- Input rows -
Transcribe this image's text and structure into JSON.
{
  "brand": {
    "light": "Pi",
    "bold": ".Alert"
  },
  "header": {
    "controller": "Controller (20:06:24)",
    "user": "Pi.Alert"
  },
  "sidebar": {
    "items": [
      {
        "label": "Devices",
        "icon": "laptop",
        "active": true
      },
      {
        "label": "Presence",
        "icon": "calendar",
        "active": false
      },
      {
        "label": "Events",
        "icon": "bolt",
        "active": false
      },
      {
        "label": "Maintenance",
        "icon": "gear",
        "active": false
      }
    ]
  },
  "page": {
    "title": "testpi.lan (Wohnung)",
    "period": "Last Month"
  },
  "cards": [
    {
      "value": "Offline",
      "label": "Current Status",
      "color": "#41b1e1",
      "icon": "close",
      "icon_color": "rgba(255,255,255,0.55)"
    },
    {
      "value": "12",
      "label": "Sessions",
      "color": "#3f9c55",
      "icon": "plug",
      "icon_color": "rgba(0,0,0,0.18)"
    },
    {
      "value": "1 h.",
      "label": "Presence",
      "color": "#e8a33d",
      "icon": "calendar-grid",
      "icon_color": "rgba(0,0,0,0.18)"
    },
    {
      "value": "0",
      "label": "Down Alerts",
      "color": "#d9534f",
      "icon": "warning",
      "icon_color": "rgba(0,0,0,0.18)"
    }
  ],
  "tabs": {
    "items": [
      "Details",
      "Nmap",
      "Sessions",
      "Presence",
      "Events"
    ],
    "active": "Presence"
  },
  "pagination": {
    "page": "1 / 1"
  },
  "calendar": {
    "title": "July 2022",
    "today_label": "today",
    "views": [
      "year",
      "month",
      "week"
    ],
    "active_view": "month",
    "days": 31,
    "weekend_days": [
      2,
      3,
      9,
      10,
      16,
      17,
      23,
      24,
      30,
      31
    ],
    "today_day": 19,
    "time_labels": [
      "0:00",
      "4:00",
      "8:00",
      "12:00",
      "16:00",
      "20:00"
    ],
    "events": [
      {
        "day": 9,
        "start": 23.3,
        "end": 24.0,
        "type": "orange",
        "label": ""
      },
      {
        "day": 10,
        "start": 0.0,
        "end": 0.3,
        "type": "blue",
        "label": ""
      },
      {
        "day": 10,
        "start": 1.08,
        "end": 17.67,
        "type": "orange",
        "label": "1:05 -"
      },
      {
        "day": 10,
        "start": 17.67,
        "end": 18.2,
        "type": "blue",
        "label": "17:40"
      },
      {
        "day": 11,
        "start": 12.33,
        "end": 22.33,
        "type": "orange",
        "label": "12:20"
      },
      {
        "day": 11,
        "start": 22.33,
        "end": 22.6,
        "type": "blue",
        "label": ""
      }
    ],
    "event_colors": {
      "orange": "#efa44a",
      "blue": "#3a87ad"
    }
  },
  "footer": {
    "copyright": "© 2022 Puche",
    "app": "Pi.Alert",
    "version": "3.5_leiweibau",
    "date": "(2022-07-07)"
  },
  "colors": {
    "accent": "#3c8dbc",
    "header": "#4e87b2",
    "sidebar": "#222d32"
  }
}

- Task brief -
Write out all the lines again, exactly as they are.

- Task result -
Transcribe this image's text and structure into JSON.
{
  "brand": {
    "light": "Pi",
    "bold": ".Alert"
  },
  "header": {
    "controller": "Controller (20:06:24)",
    "user": "Pi.Alert"
  },
  "sidebar": {
    "items": [
      {
        "label": "Devices",
        "icon": "laptop",
        "active": true
      },
      {
        "label": "Presence",
        "icon": "calendar",
        "active": false
      },
      {
        "label": "Events",
        "icon": "bolt",
        "active": false
      },
      {
        "label": "Maintenance",
        "icon": "gear",
        "active": false
      }
    ]
  },
  "page": {
    "title": "testpi.lan (Wohnung)",
    "period": "Last Month"
  },
  "cards": [
    {
      "value": "Offline",
      "label": "Current Status",
      "color": "#41b1e1",
      "icon": "close",
      "icon_color": "rgba(255,255,255,0.55)"
    },
    {
      "value": "12",
      "label": "Sessions",
      "color": "#3f9c55",
      "icon": "plug",
      "icon_color": "rgba(0,0,0,0.18)"
    },
    {
      "value": "1 h.",
      "label": "Presence",
      "color": "#e8a33d",
      "icon": "calendar-grid",
      "icon_color": "rgba(0,0,0,0.18)"
    },
    {
      "value": "0",
      "label": "Down Alerts",
      "color": "#d9534f",
      "icon": "warning",
      "icon_color": "rgba(0,0,0,0.18)"
    }
  ],
  "tabs": {
    "items": [
      "Details",
      "Nmap",
      "Sessions",
      "Presence",
      "Events"
    ],
    "active": "Presence"
  },
  "pagination": {
    "page": "1 / 1"
  },
  "calendar": {
    "title": "July 2022",
    "today_label": "today",
    "views": [
      "year",
      "month",
      "week"
    ],
    "active_view": "month",
    "days": 31,
    "weekend_days": [
      2,
      3,
      9,
      10,
      16,
      17,
      23,
      24,
      30,
      31
    ],
    "today_day": 19,
    "time_labels": [
      "0:00",
      "4:00",
      "8:00",
      "12:00",
      "16:00",
      "20:00"
    ],
    "events": [
      {
        "day": 9,
        "start": 23.3,
        "end": 24.0,
        "type": "orange",
        "label": ""
      },
      {
        "day": 10,
        "start": 0.0,
        "end": 0.3,
        "type": "blue",
        "label": ""
      },
      {
        "day": 10,
        "start": 1.08,
        "end": 17.67,
        "type": "orange",
        "label": "1:05 -"
      },
      {
        "day": 10,
        "start": 17.67,
        "end": 18.2,
        "type": "blue",
        "label": "17:40"
      },
      {
        "day": 11,
        "start": 12.33,
        "end": 22.33,
        "type": "orange",
        "label": "12:20"
      },
      {
        "day": 11,
        "start": 22.33,
        "end": 22.6,
        "type": "blue",
        "label": ""
      }
    ],
    "event_colors": {
      "orange": "#efa44a",
      "blue": "#3a87ad"
    }
  },
  "footer": {
    "copyright": "© 2022 Puche",
    "app": "Pi.Alert",
    "version": "3.5_leiweibau",
    "date": "(2022-07-07)"
  },
  "colors": {
    "accent": "#3c8dbc",
    "header": "#4e87b2",
    "sidebar": "#222d32"
  }
}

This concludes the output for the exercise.